▶ _Task objective_
Leaving out the pictures, transcribe all of the records faithfully.

▶ _Collection entries_
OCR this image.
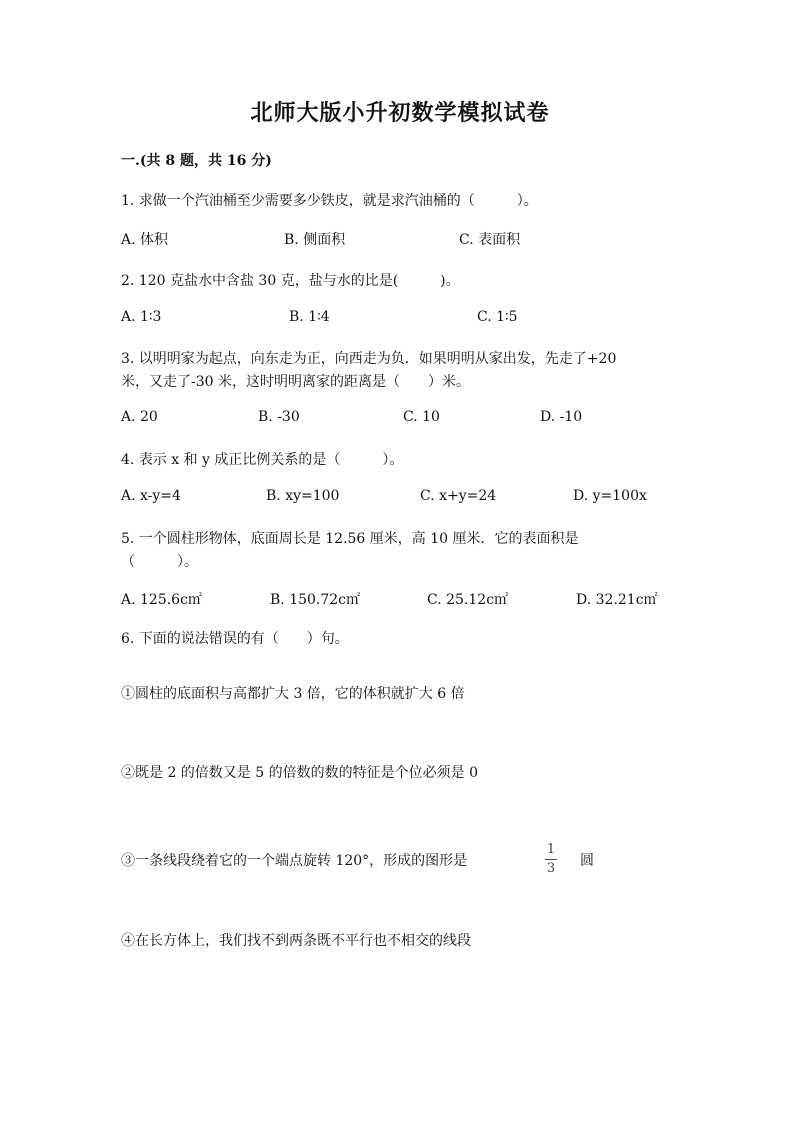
北师大版小升初数学模拟试卷
一.(共 8 题，共 16 分)
1. 求做一个汽油桶至少需要多少铁皮，就是求汽油桶的（　　　）。
A. 体积	B. 侧面积	C. 表面积
2. 120 克盐水中含盐 30 克，盐与水的比是(　　　)。
A. 1∶3	B. 1∶4	C. 1∶5
3. 以明明家为起点，向东走为正，向西走为负．如果明明从家出发，先走了+20
米，又走了-30 米，这时明明离家的距离是（　　）米。
A. 20	B. -30	C. 10	D. -10
4. 表示 x 和 y 成正比例关系的是（　　　）。
A. x-y=4	B. xy=100	C. x+y=24	D. y=100x
5. 一个圆柱形物体，底面周长是 12.56 厘米，高 10 厘米．它的表面积是
（　　　）。
A. 125.6c㎡	B. 150.72c㎡	C. 25.12c㎡	D. 32.21c㎡
6. 下面的说法错误的有（　　）句。
①圆柱的底面积与高都扩大 3 倍，它的体积就扩大 6 倍
②既是 2 的倍数又是 5 的倍数的数的特征是个位必须是 0
③一条线段绕着它的一个端点旋转 120°，形成的图形是
1
3 圆
④在长方体上，我们找不到两条既不平行也不相交的线段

▶ _The result_
OCR this image.
北师大版小升初数学模拟试卷
一.(共 8 题，共 16 分)
1. 求做一个汽油桶至少需要多少铁皮，就是求汽油桶的（　　　）。
A. 体积	B. 侧面积	C. 表面积
2. 120 克盐水中含盐 30 克，盐与水的比是(　　　)。
A. 1∶3	B. 1∶4	C. 1∶5
3. 以明明家为起点，向东走为正，向西走为负．如果明明从家出发，先走了+20
米，又走了-30 米，这时明明离家的距离是（　　）米。
A. 20	B. -30	C. 10	D. -10
4. 表示 x 和 y 成正比例关系的是（　　　）。
A. x-y=4	B. xy=100	C. x+y=24	D. y=100x
5. 一个圆柱形物体，底面周长是 12.56 厘米，高 10 厘米．它的表面积是
（　　　）。
A. 125.6c㎡	B. 150.72c㎡	C. 25.12c㎡	D. 32.21c㎡
6. 下面的说法错误的有（　　）句。
①圆柱的底面积与高都扩大 3 倍，它的体积就扩大 6 倍
②既是 2 的倍数又是 5 的倍数的数的特征是个位必须是 0
③一条线段绕着它的一个端点旋转 120°，形成的图形是
1
3 圆
④在长方体上，我们找不到两条既不平行也不相交的线段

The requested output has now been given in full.